**WORK INSTRUCTIONS:**
Skip the images and return the records below exactly.

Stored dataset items
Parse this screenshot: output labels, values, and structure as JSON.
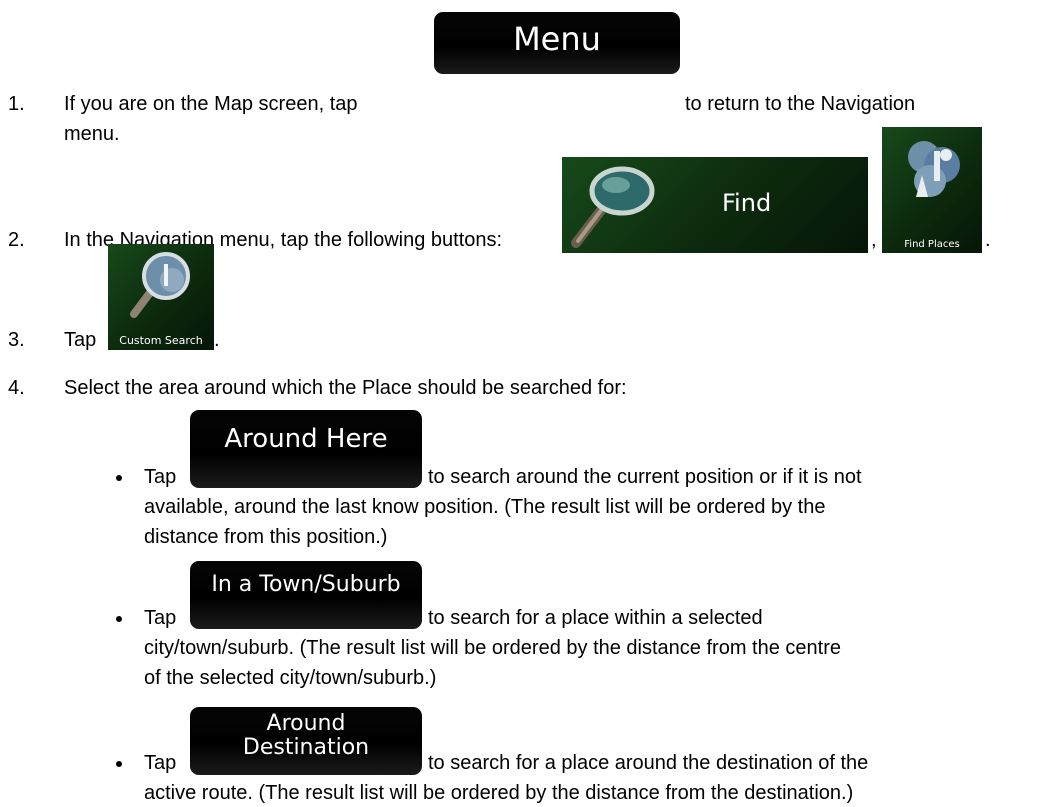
{
  "steps": [
    {
      "num": "1.",
      "before": "If you are on the Map screen, tap",
      "after": "to return to the Navigation",
      "cont": "menu."
    },
    {
      "num": "2.",
      "before": "In the Navigation menu, tap the following buttons:",
      "sep": ",",
      "end": "."
    },
    {
      "num": "3.",
      "before": "Tap",
      "end": "."
    },
    {
      "num": "4.",
      "before": "Select the area around which the Place should be searched for:"
    }
  ],
  "buttons": {
    "menu": "Menu",
    "find": "Find",
    "find_places": "Find Places",
    "custom_search": "Custom Search",
    "around_here": "Around Here",
    "in_a_town": "In a Town/Suburb",
    "around_dest_line1": "Around",
    "around_dest_line2": "Destination"
  },
  "bullets": [
    {
      "tap": "Tap",
      "lines": [
        "to search around the current position or if it is not",
        "available, around the last know position. (The result list will be ordered by the",
        "distance from this position.)"
      ]
    },
    {
      "tap": "Tap",
      "lines": [
        "to search for a place within a selected",
        "city/town/suburb. (The result list will be ordered by the distance from the centre",
        "of the selected city/town/suburb.)"
      ]
    },
    {
      "tap": "Tap",
      "lines": [
        "to search for a place around the destination of the",
        "active route. (The result list will be ordered by the distance from the destination.)"
      ]
    }
  ]
}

**REPLY:**
Parse this screenshot: output labels, values, and structure as JSON.
{
  "steps": [
    {
      "num": "1.",
      "before": "If you are on the Map screen, tap",
      "after": "to return to the Navigation",
      "cont": "menu."
    },
    {
      "num": "2.",
      "before": "In the Navigation menu, tap the following buttons:",
      "sep": ",",
      "end": "."
    },
    {
      "num": "3.",
      "before": "Tap",
      "end": "."
    },
    {
      "num": "4.",
      "before": "Select the area around which the Place should be searched for:"
    }
  ],
  "buttons": {
    "menu": "Menu",
    "find": "Find",
    "find_places": "Find Places",
    "custom_search": "Custom Search",
    "around_here": "Around Here",
    "in_a_town": "In a Town/Suburb",
    "around_dest_line1": "Around",
    "around_dest_line2": "Destination"
  },
  "bullets": [
    {
      "tap": "Tap",
      "lines": [
        "to search around the current position or if it is not",
        "available, around the last know position. (The result list will be ordered by the",
        "distance from this position.)"
      ]
    },
    {
      "tap": "Tap",
      "lines": [
        "to search for a place within a selected",
        "city/town/suburb. (The result list will be ordered by the distance from the centre",
        "of the selected city/town/suburb.)"
      ]
    },
    {
      "tap": "Tap",
      "lines": [
        "to search for a place around the destination of the",
        "active route. (The result list will be ordered by the distance from the destination.)"
      ]
    }
  ]
}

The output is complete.